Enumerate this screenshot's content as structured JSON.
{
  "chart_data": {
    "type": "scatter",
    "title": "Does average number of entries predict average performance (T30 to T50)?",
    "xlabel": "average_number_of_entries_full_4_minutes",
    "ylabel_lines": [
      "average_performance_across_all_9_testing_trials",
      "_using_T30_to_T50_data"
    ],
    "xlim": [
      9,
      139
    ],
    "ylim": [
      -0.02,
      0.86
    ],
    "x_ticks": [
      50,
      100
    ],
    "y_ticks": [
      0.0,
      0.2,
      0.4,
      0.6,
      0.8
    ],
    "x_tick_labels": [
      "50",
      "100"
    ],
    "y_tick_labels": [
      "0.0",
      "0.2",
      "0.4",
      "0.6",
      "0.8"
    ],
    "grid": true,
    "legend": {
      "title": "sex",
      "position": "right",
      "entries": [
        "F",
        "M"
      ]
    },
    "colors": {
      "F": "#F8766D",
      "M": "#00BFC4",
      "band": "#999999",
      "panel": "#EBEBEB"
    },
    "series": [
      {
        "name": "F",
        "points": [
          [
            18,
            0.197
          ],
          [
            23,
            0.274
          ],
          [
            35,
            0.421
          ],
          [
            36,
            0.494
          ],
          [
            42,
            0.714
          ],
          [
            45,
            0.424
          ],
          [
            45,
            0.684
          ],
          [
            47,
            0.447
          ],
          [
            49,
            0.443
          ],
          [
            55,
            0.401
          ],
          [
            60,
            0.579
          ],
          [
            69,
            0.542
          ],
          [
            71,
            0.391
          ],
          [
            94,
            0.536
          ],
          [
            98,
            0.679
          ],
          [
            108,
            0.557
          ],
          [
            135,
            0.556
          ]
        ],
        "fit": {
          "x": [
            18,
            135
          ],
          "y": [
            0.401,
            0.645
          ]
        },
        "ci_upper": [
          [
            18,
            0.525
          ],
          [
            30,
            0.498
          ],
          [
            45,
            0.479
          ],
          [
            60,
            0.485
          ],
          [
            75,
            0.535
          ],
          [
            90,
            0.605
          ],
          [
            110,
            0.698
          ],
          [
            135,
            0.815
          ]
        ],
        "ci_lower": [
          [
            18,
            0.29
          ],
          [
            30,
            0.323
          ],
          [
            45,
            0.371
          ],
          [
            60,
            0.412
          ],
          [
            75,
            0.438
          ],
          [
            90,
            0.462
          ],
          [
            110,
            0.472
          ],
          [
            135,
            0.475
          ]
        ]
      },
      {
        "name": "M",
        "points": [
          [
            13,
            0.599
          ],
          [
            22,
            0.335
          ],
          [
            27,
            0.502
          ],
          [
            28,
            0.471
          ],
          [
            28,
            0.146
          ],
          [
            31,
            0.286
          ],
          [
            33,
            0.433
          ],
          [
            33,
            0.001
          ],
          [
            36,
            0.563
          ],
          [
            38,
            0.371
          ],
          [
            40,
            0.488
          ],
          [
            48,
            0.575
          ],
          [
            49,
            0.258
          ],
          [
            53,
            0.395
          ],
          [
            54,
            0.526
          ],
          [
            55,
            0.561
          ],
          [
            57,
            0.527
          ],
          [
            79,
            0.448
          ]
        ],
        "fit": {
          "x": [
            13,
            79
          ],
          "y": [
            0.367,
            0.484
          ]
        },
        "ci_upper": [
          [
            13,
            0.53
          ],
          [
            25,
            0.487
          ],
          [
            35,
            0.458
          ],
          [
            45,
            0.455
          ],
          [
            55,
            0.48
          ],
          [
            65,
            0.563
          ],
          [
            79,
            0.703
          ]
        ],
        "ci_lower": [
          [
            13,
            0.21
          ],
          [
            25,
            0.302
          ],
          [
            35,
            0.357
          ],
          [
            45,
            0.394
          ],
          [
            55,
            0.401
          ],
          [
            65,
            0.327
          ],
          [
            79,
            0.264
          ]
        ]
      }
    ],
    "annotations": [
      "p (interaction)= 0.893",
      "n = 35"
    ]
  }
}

◆ ◆ ◆

- _Work to do_
Copy the records above exactly as they appear.

- _Answer to the problem_
Enumerate this screenshot's content as structured JSON.
{
  "chart_data": {
    "type": "scatter",
    "title": "Does average number of entries predict average performance (T30 to T50)?",
    "xlabel": "average_number_of_entries_full_4_minutes",
    "ylabel_lines": [
      "average_performance_across_all_9_testing_trials",
      "_using_T30_to_T50_data"
    ],
    "xlim": [
      9,
      139
    ],
    "ylim": [
      -0.02,
      0.86
    ],
    "x_ticks": [
      50,
      100
    ],
    "y_ticks": [
      0.0,
      0.2,
      0.4,
      0.6,
      0.8
    ],
    "x_tick_labels": [
      "50",
      "100"
    ],
    "y_tick_labels": [
      "0.0",
      "0.2",
      "0.4",
      "0.6",
      "0.8"
    ],
    "grid": true,
    "legend": {
      "title": "sex",
      "position": "right",
      "entries": [
        "F",
        "M"
      ]
    },
    "colors": {
      "F": "#F8766D",
      "M": "#00BFC4",
      "band": "#999999",
      "panel": "#EBEBEB"
    },
    "series": [
      {
        "name": "F",
        "points": [
          [
            18,
            0.197
          ],
          [
            23,
            0.274
          ],
          [
            35,
            0.421
          ],
          [
            36,
            0.494
          ],
          [
            42,
            0.714
          ],
          [
            45,
            0.424
          ],
          [
            45,
            0.684
          ],
          [
            47,
            0.447
          ],
          [
            49,
            0.443
          ],
          [
            55,
            0.401
          ],
          [
            60,
            0.579
          ],
          [
            69,
            0.542
          ],
          [
            71,
            0.391
          ],
          [
            94,
            0.536
          ],
          [
            98,
            0.679
          ],
          [
            108,
            0.557
          ],
          [
            135,
            0.556
          ]
        ],
        "fit": {
          "x": [
            18,
            135
          ],
          "y": [
            0.401,
            0.645
          ]
        },
        "ci_upper": [
          [
            18,
            0.525
          ],
          [
            30,
            0.498
          ],
          [
            45,
            0.479
          ],
          [
            60,
            0.485
          ],
          [
            75,
            0.535
          ],
          [
            90,
            0.605
          ],
          [
            110,
            0.698
          ],
          [
            135,
            0.815
          ]
        ],
        "ci_lower": [
          [
            18,
            0.29
          ],
          [
            30,
            0.323
          ],
          [
            45,
            0.371
          ],
          [
            60,
            0.412
          ],
          [
            75,
            0.438
          ],
          [
            90,
            0.462
          ],
          [
            110,
            0.472
          ],
          [
            135,
            0.475
          ]
        ]
      },
      {
        "name": "M",
        "points": [
          [
            13,
            0.599
          ],
          [
            22,
            0.335
          ],
          [
            27,
            0.502
          ],
          [
            28,
            0.471
          ],
          [
            28,
            0.146
          ],
          [
            31,
            0.286
          ],
          [
            33,
            0.433
          ],
          [
            33,
            0.001
          ],
          [
            36,
            0.563
          ],
          [
            38,
            0.371
          ],
          [
            40,
            0.488
          ],
          [
            48,
            0.575
          ],
          [
            49,
            0.258
          ],
          [
            53,
            0.395
          ],
          [
            54,
            0.526
          ],
          [
            55,
            0.561
          ],
          [
            57,
            0.527
          ],
          [
            79,
            0.448
          ]
        ],
        "fit": {
          "x": [
            13,
            79
          ],
          "y": [
            0.367,
            0.484
          ]
        },
        "ci_upper": [
          [
            13,
            0.53
          ],
          [
            25,
            0.487
          ],
          [
            35,
            0.458
          ],
          [
            45,
            0.455
          ],
          [
            55,
            0.48
          ],
          [
            65,
            0.563
          ],
          [
            79,
            0.703
          ]
        ],
        "ci_lower": [
          [
            13,
            0.21
          ],
          [
            25,
            0.302
          ],
          [
            35,
            0.357
          ],
          [
            45,
            0.394
          ],
          [
            55,
            0.401
          ],
          [
            65,
            0.327
          ],
          [
            79,
            0.264
          ]
        ]
      }
    ],
    "annotations": [
      "p (interaction)= 0.893",
      "n = 35"
    ]
  }
}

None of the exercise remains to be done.